A noite de sexta-feira, a iniciar março, dava conta de mais uma edição de Clap Your Hands Say F3st. Desta vez eram os Tomara, os compositores da música For No Reason, que chegavam ao Teatro Miguel Franco com uma versão mais acústica daquilo que já estamos habituados.

Juntamente com o multifacetado Sérgio Pires, Filipe C. Monteiro trazia muitas surpresas, entre elas algumas de versões de artistas como Bruce Springsteen, The Low Anthem e The Chemical Brothers.

Os Tomara sabiam que vinham com versões mais aligeiradas e prometeram logo, em tom de brincadeira, fazer um “striptease às canções”. Começou com um instrumental de Hallow e passou pelas músicas Favourite Ghost e o seu primeiro single Coffee and Toast.

Filipe estava visivelmente feliz e agradeceu várias vezes à organização pelo convite. Aproveitou também para relembrar a última vez que tinha estado na cidade, com um concerto no Castelo de Leiria, com a mulher (e também cantora) Márcia. Depois, continuou o alinhamento para começar com o cover de My Hometown, tema bem conhecido de Bruce Springsteen e Charlie Darwin, de The Low Anthem.

Para terminar, aproveitou para dar destaque ao tema que tem passado nas rádios, For No Reason, onde os riffs são notórios e chamativos, alegrando ainda mais aquela sala bem composta. Os Tomara terminaram o concerto com mais uma versão acústica de uma música dos The Chemical Brothers, The Pills won’t help you now. A verdade é que ficamos muito bem medicados para aquilo que se seguia depois do intervalo: a atuação dos Plastic People.

A banda jogava em casa, já que se notou desde a primeira instância a presença de muitos alcobacenses no concerto. Estavam descontraídos e prontos para dar um som mais castiço ao público presente.

Informação fornecida:
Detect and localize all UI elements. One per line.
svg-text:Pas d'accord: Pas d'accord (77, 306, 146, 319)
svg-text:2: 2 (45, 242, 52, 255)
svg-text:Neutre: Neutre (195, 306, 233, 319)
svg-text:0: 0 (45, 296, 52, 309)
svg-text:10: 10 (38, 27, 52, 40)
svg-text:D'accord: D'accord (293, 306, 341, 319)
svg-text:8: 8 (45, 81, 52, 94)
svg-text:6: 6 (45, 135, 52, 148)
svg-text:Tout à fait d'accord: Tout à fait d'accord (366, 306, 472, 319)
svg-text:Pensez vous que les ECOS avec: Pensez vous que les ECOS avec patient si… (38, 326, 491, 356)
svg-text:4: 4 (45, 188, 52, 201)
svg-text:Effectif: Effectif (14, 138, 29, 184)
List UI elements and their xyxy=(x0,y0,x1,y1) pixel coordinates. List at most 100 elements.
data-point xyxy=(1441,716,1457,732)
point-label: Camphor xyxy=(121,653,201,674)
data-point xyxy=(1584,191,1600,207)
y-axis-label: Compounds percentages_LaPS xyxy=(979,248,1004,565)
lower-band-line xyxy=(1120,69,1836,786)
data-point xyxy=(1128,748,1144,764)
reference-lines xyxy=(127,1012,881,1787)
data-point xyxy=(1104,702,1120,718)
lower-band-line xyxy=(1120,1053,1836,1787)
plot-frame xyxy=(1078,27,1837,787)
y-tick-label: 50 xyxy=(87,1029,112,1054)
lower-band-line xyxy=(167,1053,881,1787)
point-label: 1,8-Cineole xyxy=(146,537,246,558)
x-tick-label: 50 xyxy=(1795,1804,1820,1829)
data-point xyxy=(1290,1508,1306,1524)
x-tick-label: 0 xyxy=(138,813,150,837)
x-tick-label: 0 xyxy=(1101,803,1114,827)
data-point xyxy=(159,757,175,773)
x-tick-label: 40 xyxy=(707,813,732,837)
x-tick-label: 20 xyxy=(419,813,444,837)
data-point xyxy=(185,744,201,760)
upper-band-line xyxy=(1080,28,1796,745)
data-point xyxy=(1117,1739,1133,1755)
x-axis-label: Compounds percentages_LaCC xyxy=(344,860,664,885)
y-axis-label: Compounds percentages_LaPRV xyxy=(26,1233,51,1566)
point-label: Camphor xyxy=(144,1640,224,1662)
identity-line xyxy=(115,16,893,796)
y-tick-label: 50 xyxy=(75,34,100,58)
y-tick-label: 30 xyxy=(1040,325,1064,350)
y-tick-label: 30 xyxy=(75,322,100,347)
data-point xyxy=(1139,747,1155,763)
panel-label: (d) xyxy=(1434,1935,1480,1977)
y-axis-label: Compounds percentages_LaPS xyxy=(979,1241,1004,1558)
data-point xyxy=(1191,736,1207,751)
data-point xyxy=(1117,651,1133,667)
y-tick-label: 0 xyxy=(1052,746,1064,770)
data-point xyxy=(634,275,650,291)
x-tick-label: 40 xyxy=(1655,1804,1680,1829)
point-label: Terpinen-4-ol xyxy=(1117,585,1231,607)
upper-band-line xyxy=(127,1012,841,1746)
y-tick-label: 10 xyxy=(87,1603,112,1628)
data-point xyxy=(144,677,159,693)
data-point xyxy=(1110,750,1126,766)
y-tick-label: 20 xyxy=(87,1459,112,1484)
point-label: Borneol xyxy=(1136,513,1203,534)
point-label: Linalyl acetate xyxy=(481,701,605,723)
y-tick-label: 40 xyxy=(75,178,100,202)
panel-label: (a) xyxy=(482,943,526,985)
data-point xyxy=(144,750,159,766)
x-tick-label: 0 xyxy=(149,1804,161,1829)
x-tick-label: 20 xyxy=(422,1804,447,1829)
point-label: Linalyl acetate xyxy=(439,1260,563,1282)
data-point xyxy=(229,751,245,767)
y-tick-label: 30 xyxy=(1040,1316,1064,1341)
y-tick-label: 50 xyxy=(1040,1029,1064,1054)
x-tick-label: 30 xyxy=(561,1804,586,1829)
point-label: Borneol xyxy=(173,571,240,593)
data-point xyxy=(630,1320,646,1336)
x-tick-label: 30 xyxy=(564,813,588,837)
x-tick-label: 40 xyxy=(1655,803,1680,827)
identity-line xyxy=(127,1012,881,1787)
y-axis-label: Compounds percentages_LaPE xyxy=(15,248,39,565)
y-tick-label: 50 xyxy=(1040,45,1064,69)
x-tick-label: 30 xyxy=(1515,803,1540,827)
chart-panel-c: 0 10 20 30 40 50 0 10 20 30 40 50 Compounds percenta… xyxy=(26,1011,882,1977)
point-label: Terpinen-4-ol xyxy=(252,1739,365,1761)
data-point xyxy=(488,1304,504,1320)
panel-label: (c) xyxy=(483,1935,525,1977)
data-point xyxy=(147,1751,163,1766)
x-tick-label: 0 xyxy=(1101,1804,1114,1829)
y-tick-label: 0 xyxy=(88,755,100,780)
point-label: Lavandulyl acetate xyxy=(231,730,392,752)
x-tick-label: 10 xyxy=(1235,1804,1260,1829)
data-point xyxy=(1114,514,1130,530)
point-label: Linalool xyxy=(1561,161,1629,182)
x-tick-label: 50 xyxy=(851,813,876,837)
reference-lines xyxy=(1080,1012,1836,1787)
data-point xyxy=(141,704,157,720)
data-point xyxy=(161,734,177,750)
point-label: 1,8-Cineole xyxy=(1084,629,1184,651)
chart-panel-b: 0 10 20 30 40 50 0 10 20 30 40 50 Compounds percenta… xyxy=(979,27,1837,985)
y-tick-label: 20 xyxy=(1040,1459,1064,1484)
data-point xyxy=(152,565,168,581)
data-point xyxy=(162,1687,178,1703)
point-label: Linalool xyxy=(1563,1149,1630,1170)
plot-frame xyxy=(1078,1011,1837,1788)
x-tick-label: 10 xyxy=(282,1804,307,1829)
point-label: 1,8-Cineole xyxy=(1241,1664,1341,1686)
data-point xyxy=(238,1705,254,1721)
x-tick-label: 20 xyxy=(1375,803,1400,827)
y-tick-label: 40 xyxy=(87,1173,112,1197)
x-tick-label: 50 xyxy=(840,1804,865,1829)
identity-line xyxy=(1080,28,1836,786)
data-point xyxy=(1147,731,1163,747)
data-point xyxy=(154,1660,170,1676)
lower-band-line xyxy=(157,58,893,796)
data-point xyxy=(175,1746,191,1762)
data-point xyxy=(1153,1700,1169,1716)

Instruções do exercício:
- a) No texto sobre o concerto dos Tomara, onde tinha Filipe C. Monteiro atuado da última vez que esteve na cidade?
- b) Continua o texto sobre o concerto dos Tomara e dos Plastic People a partir do ponto em que termina.

Tarefas resolvidas:
- a) No Castelo de Leiria, num concerto com a mulher, a cantora Márcia.

- b)
Cinco elementos no palco, divididos cada um por guitarra, baixo, teclas, bateria e o vocalista, com uma pandeireta para ganhar ritmo próprio, a banda começou com Seven Weeks e foi entrando nessa onda mais punk e garage, que tão bem define os Plastic People. Seguiu-se Wondering Now, Wake Up, Holy Hands e Riding High on Acid, sendo esta última uma das músicas mais conhecidas da banda, com vibes do “oh, oh” que ficam no ouvido.

O concerto foi-se desenrolando e, com um sotaque muito british, o vocalista fez piadas relativas a esse sotaque “We are from Nottingham” ou “We are from London“, divertindo a plateia a cada introdução desse tipo.

Os Plastic People gostam de ser muito próprios e não fogem a este rock garage que tão bem os define. Depois de mais de uma mão cheia de músicas, chega a altura para saírem e despedirem-se do público. Mas foi fogo de pouca vista, já que voltaram mais uma vez para replicarem novamente os “oh, oh”, de Riding High on Acid. E foi uma forma excelente de terminar esta sétima noite de CYHSF!

Na sexta-feira, 8 de março, é dia da mulher mas é um Stoneman e Pongo a marcarem presença. Espera-se mais uma boa dose de concertos.